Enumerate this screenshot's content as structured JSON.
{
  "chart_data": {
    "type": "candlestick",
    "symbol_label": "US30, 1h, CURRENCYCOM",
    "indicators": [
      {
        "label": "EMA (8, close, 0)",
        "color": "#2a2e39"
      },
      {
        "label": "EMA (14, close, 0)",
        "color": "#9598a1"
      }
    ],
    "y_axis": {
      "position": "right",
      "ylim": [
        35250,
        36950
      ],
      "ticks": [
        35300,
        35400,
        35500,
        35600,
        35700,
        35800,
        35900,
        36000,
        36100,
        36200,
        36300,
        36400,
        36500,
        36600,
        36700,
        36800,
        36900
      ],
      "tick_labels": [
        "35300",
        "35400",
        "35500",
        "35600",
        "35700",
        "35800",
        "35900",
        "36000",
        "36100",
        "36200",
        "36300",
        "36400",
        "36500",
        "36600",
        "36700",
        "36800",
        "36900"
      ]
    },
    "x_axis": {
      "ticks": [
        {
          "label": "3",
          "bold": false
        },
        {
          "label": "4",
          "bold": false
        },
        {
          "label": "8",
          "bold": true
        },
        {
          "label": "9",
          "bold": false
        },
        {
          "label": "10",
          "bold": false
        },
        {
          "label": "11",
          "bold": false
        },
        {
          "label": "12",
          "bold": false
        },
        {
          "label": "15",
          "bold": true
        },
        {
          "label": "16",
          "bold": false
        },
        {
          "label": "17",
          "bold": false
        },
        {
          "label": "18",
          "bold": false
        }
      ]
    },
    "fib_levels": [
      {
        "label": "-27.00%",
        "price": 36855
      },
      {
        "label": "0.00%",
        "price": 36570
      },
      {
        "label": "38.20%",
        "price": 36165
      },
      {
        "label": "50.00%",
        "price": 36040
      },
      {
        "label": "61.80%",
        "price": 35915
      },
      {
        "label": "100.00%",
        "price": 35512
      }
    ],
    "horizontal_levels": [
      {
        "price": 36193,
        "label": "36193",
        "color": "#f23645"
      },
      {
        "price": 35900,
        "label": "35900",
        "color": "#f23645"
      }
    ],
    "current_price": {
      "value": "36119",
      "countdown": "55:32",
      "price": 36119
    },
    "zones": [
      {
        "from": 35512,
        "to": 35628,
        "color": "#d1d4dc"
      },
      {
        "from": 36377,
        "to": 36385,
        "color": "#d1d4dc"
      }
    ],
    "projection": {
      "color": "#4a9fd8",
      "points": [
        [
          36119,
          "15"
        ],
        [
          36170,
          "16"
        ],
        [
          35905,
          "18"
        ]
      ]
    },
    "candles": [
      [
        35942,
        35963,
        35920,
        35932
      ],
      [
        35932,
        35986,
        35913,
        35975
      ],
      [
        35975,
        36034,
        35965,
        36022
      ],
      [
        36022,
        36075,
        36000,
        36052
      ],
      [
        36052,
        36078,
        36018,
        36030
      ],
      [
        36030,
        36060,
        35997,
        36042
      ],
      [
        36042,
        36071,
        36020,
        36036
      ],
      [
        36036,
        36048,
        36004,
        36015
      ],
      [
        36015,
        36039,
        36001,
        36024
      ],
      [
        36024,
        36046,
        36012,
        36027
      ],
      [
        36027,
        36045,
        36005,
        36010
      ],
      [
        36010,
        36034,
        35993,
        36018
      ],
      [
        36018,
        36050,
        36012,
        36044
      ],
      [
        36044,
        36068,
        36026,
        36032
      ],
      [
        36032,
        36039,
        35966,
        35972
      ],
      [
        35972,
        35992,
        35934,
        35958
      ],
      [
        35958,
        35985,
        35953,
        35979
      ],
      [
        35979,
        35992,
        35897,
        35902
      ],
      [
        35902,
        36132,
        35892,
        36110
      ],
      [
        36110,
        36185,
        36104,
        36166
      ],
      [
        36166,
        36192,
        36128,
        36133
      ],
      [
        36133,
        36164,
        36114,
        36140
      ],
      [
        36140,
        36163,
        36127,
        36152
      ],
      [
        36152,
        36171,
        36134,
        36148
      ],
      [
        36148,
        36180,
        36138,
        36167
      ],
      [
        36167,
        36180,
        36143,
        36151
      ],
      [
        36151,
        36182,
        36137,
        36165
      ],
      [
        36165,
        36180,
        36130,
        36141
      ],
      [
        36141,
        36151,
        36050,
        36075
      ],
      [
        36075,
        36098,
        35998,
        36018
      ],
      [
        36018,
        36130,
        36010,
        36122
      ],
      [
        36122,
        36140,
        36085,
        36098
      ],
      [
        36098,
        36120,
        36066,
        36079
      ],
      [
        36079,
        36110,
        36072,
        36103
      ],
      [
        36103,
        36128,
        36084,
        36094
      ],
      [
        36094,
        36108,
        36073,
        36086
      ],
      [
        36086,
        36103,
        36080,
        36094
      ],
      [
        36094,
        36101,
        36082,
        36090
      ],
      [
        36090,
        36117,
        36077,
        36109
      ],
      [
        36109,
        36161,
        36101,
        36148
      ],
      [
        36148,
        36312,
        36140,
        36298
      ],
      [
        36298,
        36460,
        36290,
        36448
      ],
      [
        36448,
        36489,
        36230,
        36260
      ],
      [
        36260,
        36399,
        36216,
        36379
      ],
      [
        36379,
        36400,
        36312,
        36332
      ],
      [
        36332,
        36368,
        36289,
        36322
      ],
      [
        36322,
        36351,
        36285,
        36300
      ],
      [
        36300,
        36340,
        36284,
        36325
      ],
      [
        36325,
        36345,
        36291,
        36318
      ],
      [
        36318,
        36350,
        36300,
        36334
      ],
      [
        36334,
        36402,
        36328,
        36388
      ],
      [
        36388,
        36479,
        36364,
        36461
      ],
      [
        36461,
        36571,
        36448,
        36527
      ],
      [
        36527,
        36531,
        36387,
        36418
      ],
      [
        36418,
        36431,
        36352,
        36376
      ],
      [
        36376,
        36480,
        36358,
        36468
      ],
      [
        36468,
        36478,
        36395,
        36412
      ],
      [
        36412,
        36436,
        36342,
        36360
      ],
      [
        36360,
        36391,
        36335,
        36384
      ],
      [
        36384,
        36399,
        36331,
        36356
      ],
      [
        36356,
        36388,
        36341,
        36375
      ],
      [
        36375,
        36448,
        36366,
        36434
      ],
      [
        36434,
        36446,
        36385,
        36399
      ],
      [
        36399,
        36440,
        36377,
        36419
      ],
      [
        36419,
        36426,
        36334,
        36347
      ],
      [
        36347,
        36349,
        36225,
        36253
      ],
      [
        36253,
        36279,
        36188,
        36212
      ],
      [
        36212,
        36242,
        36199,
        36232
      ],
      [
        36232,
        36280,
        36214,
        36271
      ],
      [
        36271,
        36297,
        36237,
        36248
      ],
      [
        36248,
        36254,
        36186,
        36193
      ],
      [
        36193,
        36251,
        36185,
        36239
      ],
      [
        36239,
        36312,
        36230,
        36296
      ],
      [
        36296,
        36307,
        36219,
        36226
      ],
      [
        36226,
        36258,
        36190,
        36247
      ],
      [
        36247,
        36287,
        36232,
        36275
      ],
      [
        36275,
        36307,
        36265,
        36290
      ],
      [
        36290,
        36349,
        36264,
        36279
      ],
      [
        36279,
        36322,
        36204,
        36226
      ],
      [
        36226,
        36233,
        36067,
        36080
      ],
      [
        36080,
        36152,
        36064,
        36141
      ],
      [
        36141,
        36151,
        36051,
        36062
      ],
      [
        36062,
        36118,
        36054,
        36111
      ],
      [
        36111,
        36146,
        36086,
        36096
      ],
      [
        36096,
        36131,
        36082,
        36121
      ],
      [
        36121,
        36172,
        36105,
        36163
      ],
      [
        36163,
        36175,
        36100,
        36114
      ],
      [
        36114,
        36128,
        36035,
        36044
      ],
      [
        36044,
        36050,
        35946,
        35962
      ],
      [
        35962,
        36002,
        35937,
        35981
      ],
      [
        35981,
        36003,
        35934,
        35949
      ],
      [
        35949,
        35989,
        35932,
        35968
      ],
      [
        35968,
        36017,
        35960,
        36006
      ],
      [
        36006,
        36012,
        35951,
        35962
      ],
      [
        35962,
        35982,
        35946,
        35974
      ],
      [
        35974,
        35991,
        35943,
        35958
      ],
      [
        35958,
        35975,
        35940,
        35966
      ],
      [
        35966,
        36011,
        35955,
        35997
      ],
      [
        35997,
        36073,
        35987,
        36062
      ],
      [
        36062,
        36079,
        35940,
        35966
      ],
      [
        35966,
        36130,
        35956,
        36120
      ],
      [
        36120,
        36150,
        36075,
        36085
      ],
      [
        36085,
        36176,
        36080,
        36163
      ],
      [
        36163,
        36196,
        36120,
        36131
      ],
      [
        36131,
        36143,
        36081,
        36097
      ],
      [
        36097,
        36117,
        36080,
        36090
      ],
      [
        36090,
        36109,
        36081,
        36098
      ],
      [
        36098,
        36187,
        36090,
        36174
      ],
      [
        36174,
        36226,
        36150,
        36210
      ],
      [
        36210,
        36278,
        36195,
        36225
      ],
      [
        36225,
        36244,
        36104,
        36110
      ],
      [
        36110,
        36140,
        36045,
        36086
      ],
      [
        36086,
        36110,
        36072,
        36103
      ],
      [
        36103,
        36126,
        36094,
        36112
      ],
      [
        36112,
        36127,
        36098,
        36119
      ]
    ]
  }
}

= = = =

> Exercise requirements
Lines that hold "close" are the ones to copy; find all of them.

> Written response
        "label": "EMA (8, close, 0)",
        "label": "EMA (14, close, 0)",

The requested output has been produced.